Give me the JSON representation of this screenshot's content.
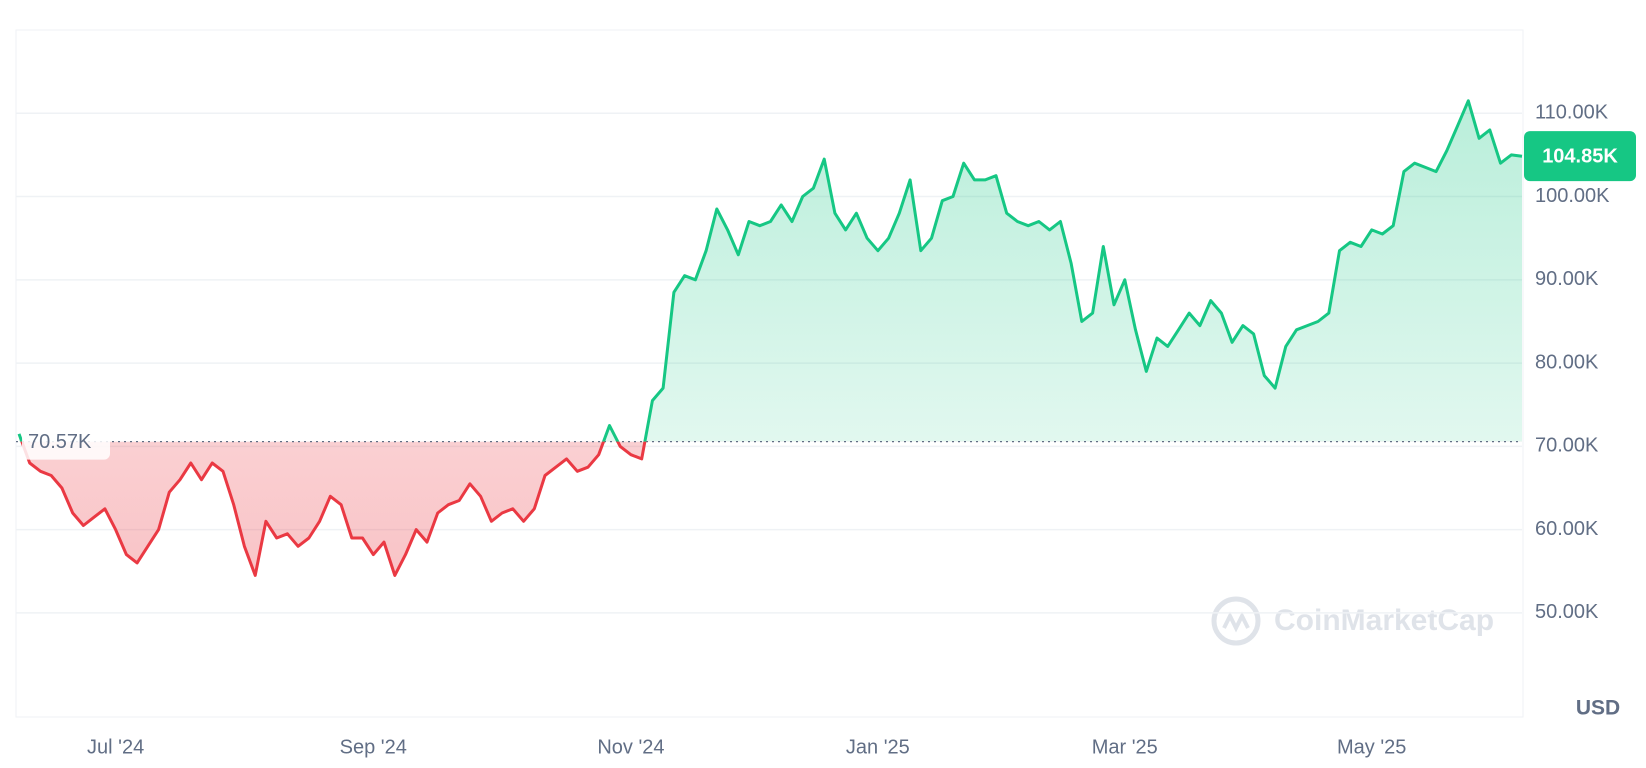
{
  "chart_data": {
    "type": "line",
    "categories": [
      null,
      null,
      null,
      null,
      null,
      null,
      null,
      null,
      null,
      "Jul '24",
      null,
      null,
      null,
      null,
      null,
      null,
      null,
      null,
      null,
      null,
      null,
      null,
      null,
      null,
      null,
      null,
      null,
      null,
      null,
      null,
      null,
      null,
      null,
      "Sep '24",
      null,
      null,
      null,
      null,
      null,
      null,
      null,
      null,
      null,
      null,
      null,
      null,
      null,
      null,
      null,
      null,
      null,
      null,
      null,
      null,
      null,
      null,
      null,
      "Nov '24",
      null,
      null,
      null,
      null,
      null,
      null,
      null,
      null,
      null,
      null,
      null,
      null,
      null,
      null,
      null,
      null,
      null,
      null,
      null,
      null,
      null,
      null,
      "Jan '25",
      null,
      null,
      null,
      null,
      null,
      null,
      null,
      null,
      null,
      null,
      null,
      null,
      null,
      null,
      null,
      null,
      null,
      null,
      null,
      null,
      null,
      null,
      "Mar '25",
      null,
      null,
      null,
      null,
      null,
      null,
      null,
      null,
      null,
      null,
      null,
      null,
      null,
      null,
      null,
      null,
      null,
      null,
      null,
      null,
      null,
      null,
      "May '25",
      null,
      null,
      null,
      null,
      null,
      null,
      null,
      null,
      null,
      null,
      null,
      null,
      null,
      null
    ],
    "series": [
      {
        "up_color": "#16c784",
        "down_color": "#ea3943",
        "values": [
          71500,
          68000,
          67000,
          66500,
          65000,
          62000,
          60500,
          61500,
          62500,
          60000,
          57000,
          56000,
          58000,
          60000,
          64500,
          66000,
          68000,
          66000,
          68000,
          67000,
          63000,
          58000,
          54500,
          61000,
          59000,
          59500,
          58000,
          59000,
          61000,
          64000,
          63000,
          59000,
          59000,
          57000,
          58500,
          54500,
          57000,
          60000,
          58500,
          62000,
          63000,
          63500,
          65500,
          64000,
          61000,
          62000,
          62500,
          61000,
          62500,
          66500,
          67500,
          68500,
          67000,
          67500,
          69000,
          72500,
          70000,
          69000,
          68500,
          75500,
          77000,
          88500,
          90500,
          90000,
          93500,
          98500,
          96000,
          93000,
          97000,
          96500,
          97000,
          99000,
          97000,
          100000,
          101000,
          104500,
          98000,
          96000,
          98000,
          95000,
          93500,
          95000,
          98000,
          102000,
          93500,
          95000,
          99500,
          100000,
          104000,
          102000,
          102000,
          102500,
          98000,
          97000,
          96500,
          97000,
          96000,
          97000,
          92000,
          85000,
          86000,
          94000,
          87000,
          90000,
          84000,
          79000,
          83000,
          82000,
          84000,
          86000,
          84500,
          87500,
          86000,
          82500,
          84500,
          83500,
          78500,
          77000,
          82000,
          84000,
          84500,
          85000,
          86000,
          93500,
          94500,
          94000,
          96000,
          95500,
          96500,
          103000,
          104000,
          103500,
          103000,
          105500,
          108500,
          111500,
          107000,
          108000,
          104000,
          105000,
          104850
        ]
      }
    ],
    "reference_line": {
      "value": 70570,
      "label": "70.57K"
    },
    "last_price": {
      "value": 104850,
      "label": "104.85K"
    },
    "ylim": [
      37500,
      120000
    ],
    "yticks": [
      {
        "value": 50000,
        "label": "50.00K"
      },
      {
        "value": 60000,
        "label": "60.00K"
      },
      {
        "value": 70000,
        "label": "70.00K"
      },
      {
        "value": 80000,
        "label": "80.00K"
      },
      {
        "value": 90000,
        "label": "90.00K"
      },
      {
        "value": 100000,
        "label": "100.00K"
      },
      {
        "value": 110000,
        "label": "110.00K"
      }
    ],
    "grid": true,
    "currency": "USD",
    "watermark": "CoinMarketCap"
  }
}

- [GOAL OF THE EXERCISE]: Search the data for the string "label". List each line that has it.

- [SOLUTION TO THIS PROBLEM]:
      "label": "70.57K"
      "label": "104.85K"
        "label": "50.00K"
        "label": "60.00K"
        "label": "70.00K"
        "label": "80.00K"
        "label": "90.00K"
        "label": "100.00K"
        "label": "110.00K"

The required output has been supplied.